TASK OBJECTIVE -> Please write out the complete listing that follows, exactly as it reads.
--- Start MATERIAL FOR THE TASK ---
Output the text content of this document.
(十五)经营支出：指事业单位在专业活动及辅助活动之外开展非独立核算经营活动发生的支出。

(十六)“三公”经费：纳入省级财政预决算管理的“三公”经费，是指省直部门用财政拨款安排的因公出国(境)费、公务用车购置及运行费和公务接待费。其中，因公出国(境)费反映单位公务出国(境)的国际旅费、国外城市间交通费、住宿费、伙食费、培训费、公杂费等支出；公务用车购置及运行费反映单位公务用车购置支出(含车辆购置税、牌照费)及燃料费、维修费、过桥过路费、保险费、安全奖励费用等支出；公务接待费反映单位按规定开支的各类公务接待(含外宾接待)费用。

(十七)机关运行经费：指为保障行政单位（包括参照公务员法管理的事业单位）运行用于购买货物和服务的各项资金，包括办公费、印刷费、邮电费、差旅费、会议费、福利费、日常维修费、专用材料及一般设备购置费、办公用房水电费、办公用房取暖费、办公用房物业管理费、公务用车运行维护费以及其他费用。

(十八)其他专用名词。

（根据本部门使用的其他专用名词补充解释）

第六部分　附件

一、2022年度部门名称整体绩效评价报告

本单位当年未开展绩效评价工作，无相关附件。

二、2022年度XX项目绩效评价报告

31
--- End MATERIAL FOR THE TASK ---
REPLY TO THE EXERCISE ->
Output the text content of this document.
(十五)经营支出：指事业单位在专业活动及辅助活动之外开展非独立核算经营活动发生的支出。

(十六)“三公”经费：纳入省级财政预决算管理的“三公”经费，是指省直部门用财政拨款安排的因公出国(境)费、公务用车购置及运行费和公务接待费。其中，因公出国(境)费反映单位公务出国(境)的国际旅费、国外城市间交通费、住宿费、伙食费、培训费、公杂费等支出；公务用车购置及运行费反映单位公务用车购置支出(含车辆购置税、牌照费)及燃料费、维修费、过桥过路费、保险费、安全奖励费用等支出；公务接待费反映单位按规定开支的各类公务接待(含外宾接待)费用。

(十七)机关运行经费：指为保障行政单位（包括参照公务员法管理的事业单位）运行用于购买货物和服务的各项资金，包括办公费、印刷费、邮电费、差旅费、会议费、福利费、日常维修费、专用材料及一般设备购置费、办公用房水电费、办公用房取暖费、办公用房物业管理费、公务用车运行维护费以及其他费用。

(十八)其他专用名词。

（根据本部门使用的其他专用名词补充解释）

第六部分　附件

一、2022年度部门名称整体绩效评价报告

本单位当年未开展绩效评价工作，无相关附件。

二、2022年度XX项目绩效评价报告

31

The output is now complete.